• WHAT IS BEING ASKED: Sort through the entries below and pull out lines containing the word "title".

[Dataset rows about figures]
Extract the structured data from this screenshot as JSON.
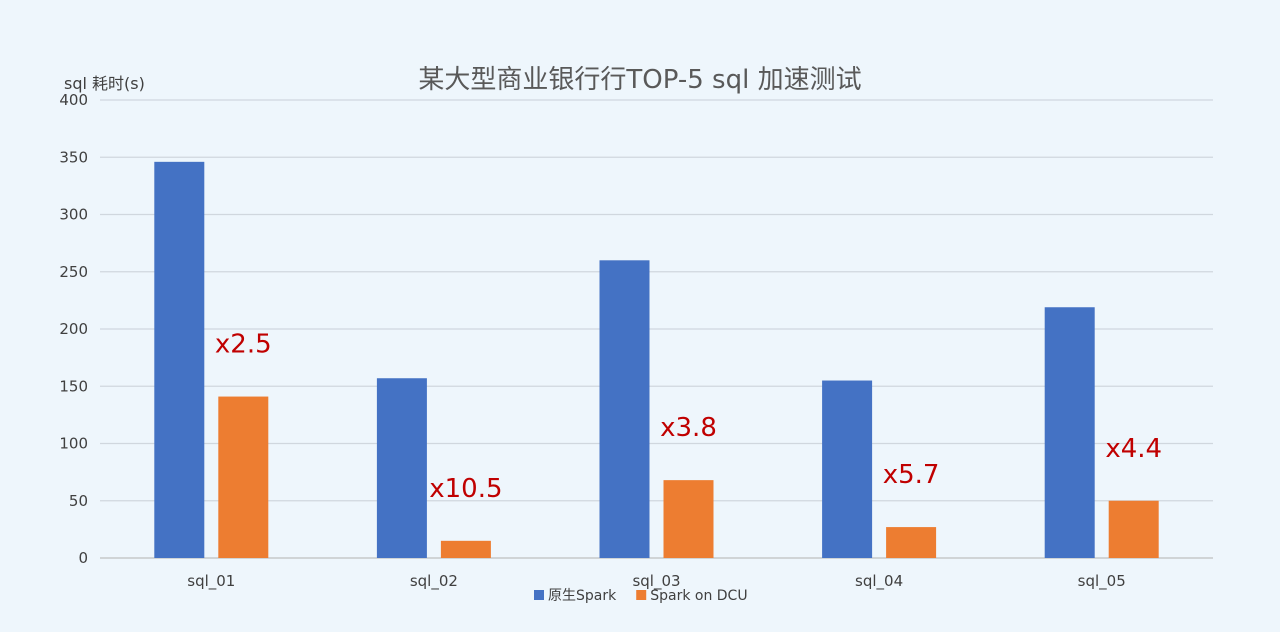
{
  "chart_data": {
    "type": "bar",
    "title": "某大型商业银行行TOP-5 sql 加速测试",
    "ylabel": "sql 耗时(s)",
    "xlabel": "",
    "ylim": [
      0,
      400
    ],
    "yticks": [
      0,
      50,
      100,
      150,
      200,
      250,
      300,
      350,
      400
    ],
    "grid": true,
    "legend_position": "bottom",
    "categories": [
      "sql_01",
      "sql_02",
      "sql_03",
      "sql_04",
      "sql_05"
    ],
    "series": [
      {
        "name": "原生Spark",
        "color": "#4472c4",
        "values": [
          346,
          157,
          260,
          155,
          219
        ]
      },
      {
        "name": "Spark on DCU",
        "color": "#ed7d31",
        "values": [
          141,
          15,
          68,
          27,
          50
        ]
      }
    ],
    "annotations": [
      {
        "category": "sql_01",
        "text": "x2.5"
      },
      {
        "category": "sql_02",
        "text": "x10.5"
      },
      {
        "category": "sql_03",
        "text": "x3.8"
      },
      {
        "category": "sql_04",
        "text": "x5.7"
      },
      {
        "category": "sql_05",
        "text": "x4.4"
      }
    ]
  }
}
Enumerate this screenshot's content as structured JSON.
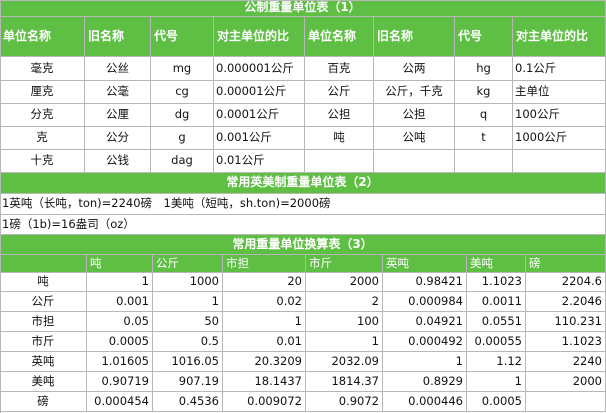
{
  "metric_table": {
    "title": "公制重量单位表（1）",
    "headers": [
      "单位名称",
      "旧名称",
      "代号",
      "对主单位的比",
      "单位名称",
      "旧名称",
      "代号",
      "对主单位的比"
    ],
    "rows": [
      [
        "毫克",
        "公丝",
        "mg",
        "0.000001公斤",
        "百克",
        "公两",
        "hg",
        "0.1公斤"
      ],
      [
        "厘克",
        "公毫",
        "cg",
        "0.00001公斤",
        "公斤",
        "公斤，千克",
        "kg",
        "主单位"
      ],
      [
        "分克",
        "公厘",
        "dg",
        "0.0001公斤",
        "公担",
        "公担",
        "q",
        "100公斤"
      ],
      [
        "克",
        "公分",
        "g",
        "0.001公斤",
        "吨",
        "公吨",
        "t",
        "1000公斤"
      ],
      [
        "十克",
        "公钱",
        "dag",
        "0.01公斤",
        "",
        "",
        "",
        ""
      ]
    ]
  },
  "imperial_table": {
    "title": "常用英美制重量单位表（2）",
    "line1": "1英吨（长吨，ton)=2240磅　1美吨（短吨，sh.ton)=2000磅",
    "line2": "1磅（1b)=16盎司（oz）"
  },
  "conversion_table": {
    "title": "常用重量单位换算表（3）",
    "headers": [
      "",
      "吨",
      "公斤",
      "市担",
      "市斤",
      "英吨",
      "美吨",
      "磅"
    ],
    "rows": [
      [
        "吨",
        "1",
        "1000",
        "20",
        "2000",
        "0.98421",
        "1.1023",
        "2204.6"
      ],
      [
        "公斤",
        "0.001",
        "1",
        "0.02",
        "2",
        "0.000984",
        "0.0011",
        "2.2046"
      ],
      [
        "市担",
        "0.05",
        "50",
        "1",
        "100",
        "0.04921",
        "0.0551",
        "110.231"
      ],
      [
        "市斤",
        "0.0005",
        "0.5",
        "0.01",
        "1",
        "0.000492",
        "0.00055",
        "1.1023"
      ],
      [
        "英吨",
        "1.01605",
        "1016.05",
        "20.3209",
        "2032.09",
        "1",
        "1.12",
        "2240"
      ],
      [
        "美吨",
        "0.90719",
        "907.19",
        "18.1437",
        "1814.37",
        "0.8929",
        "1",
        "2000"
      ],
      [
        "磅",
        "0.000454",
        "0.4536",
        "0.009072",
        "0.9072",
        "0.000446",
        "0.0005",
        ""
      ]
    ]
  },
  "colors": {
    "header_green": "#5fbf45",
    "grid": "#b7b7b7"
  }
}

• TASK RESPONSE:
    "title": "某大型商业银行行TOP-5 sql 加速测试",
    "title": "公制重量单位表（1）",
    "title": "常用英美制重量单位表（2）",
    "title": "常用重量单位换算表（3）",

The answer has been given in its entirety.